Direction
Your task is to quote the material that follows, in full and exactly.
>> Start Provided data
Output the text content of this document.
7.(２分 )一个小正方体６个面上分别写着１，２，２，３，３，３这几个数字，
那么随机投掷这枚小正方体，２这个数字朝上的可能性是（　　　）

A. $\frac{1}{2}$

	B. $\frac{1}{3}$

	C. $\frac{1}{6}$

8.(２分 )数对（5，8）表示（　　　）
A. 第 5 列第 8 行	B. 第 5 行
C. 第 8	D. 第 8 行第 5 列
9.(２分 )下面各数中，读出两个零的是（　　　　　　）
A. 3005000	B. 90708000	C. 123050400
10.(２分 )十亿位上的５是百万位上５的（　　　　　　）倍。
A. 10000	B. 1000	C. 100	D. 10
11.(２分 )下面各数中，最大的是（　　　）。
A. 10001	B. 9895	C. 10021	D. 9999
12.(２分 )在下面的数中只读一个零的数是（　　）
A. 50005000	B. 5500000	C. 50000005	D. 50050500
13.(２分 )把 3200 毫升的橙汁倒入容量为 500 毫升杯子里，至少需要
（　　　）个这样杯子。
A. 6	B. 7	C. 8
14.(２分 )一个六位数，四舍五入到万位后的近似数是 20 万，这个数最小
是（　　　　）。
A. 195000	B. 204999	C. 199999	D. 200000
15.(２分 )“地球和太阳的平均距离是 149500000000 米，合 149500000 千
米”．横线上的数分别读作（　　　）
>> End Provided data
Completed exercise
Output the text content of this document.
7.(２分 )一个小正方体６个面上分别写着１，２，２，３，３，３这几个数字，
那么随机投掷这枚小正方体，２这个数字朝上的可能性是（　　　）

A. $\frac{1}{2}$

	B. $\frac{1}{3}$

	C. $\frac{1}{6}$

8.(２分 )数对（5，8）表示（　　　）
A. 第 5 列第 8 行	B. 第 5 行
C. 第 8	D. 第 8 行第 5 列
9.(２分 )下面各数中，读出两个零的是（　　　　　　）
A. 3005000	B. 90708000	C. 123050400
10.(２分 )十亿位上的５是百万位上５的（　　　　　　）倍。
A. 10000	B. 1000	C. 100	D. 10
11.(２分 )下面各数中，最大的是（　　　）。
A. 10001	B. 9895	C. 10021	D. 9999
12.(２分 )在下面的数中只读一个零的数是（　　）
A. 50005000	B. 5500000	C. 50000005	D. 50050500
13.(２分 )把 3200 毫升的橙汁倒入容量为 500 毫升杯子里，至少需要
（　　　）个这样杯子。
A. 6	B. 7	C. 8
14.(２分 )一个六位数，四舍五入到万位后的近似数是 20 万，这个数最小
是（　　　　）。
A. 195000	B. 204999	C. 199999	D. 200000
15.(２分 )“地球和太阳的平均距离是 149500000000 米，合 149500000 千
米”．横线上的数分别读作（　　　）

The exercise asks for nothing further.